> Required work
In the records below, locate the line containing "Type out the text in this image.", then output that line and all later lines exactly, through the last one.

> Data for this task
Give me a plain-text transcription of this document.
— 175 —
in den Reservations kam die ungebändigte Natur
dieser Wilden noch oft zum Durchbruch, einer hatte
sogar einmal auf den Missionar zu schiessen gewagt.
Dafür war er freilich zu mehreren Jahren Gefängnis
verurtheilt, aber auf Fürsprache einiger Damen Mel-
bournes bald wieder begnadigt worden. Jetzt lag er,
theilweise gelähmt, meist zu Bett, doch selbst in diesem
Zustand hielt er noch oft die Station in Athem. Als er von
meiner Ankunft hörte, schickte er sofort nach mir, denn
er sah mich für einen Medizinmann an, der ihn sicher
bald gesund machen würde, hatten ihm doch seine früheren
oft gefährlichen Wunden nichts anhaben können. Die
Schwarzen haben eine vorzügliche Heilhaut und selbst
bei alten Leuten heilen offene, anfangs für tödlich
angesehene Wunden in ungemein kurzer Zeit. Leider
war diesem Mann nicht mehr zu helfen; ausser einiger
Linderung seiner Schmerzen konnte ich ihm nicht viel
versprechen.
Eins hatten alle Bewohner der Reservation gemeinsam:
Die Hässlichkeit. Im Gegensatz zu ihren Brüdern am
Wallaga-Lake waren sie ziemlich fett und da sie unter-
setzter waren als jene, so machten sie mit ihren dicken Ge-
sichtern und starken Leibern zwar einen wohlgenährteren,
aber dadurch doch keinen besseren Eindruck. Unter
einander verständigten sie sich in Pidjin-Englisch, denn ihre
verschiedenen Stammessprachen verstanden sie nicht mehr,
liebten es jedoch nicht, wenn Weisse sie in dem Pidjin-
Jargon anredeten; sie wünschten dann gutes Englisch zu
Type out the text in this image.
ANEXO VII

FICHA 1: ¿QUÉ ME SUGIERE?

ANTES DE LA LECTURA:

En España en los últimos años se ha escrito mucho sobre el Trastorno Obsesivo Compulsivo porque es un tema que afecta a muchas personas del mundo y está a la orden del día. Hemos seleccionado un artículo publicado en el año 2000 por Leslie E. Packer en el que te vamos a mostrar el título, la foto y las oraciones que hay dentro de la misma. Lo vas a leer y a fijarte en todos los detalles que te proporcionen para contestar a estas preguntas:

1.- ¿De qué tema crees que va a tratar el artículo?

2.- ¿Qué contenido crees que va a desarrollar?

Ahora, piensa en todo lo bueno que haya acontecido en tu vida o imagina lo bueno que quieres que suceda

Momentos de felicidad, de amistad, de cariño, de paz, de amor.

> Answer to this task
Type out the text in this image.
ANEXO VII

FICHA 1: ¿QUÉ ME SUGIERE?

ANTES DE LA LECTURA:

En España en los últimos años se ha escrito mucho sobre el Trastorno Obsesivo Compulsivo porque es un tema que afecta a muchas personas del mundo y está a la orden del día. Hemos seleccionado un artículo publicado en el año 2000 por Leslie E. Packer en el que te vamos a mostrar el título, la foto y las oraciones que hay dentro de la misma. Lo vas a leer y a fijarte en todos los detalles que te proporcionen para contestar a estas preguntas:

1.- ¿De qué tema crees que va a tratar el artículo?

2.- ¿Qué contenido crees que va a desarrollar?

Ahora, piensa en todo lo bueno que haya acontecido en tu vida o imagina lo bueno que quieres que suceda

Momentos de felicidad, de amistad, de cariño, de paz, de amor.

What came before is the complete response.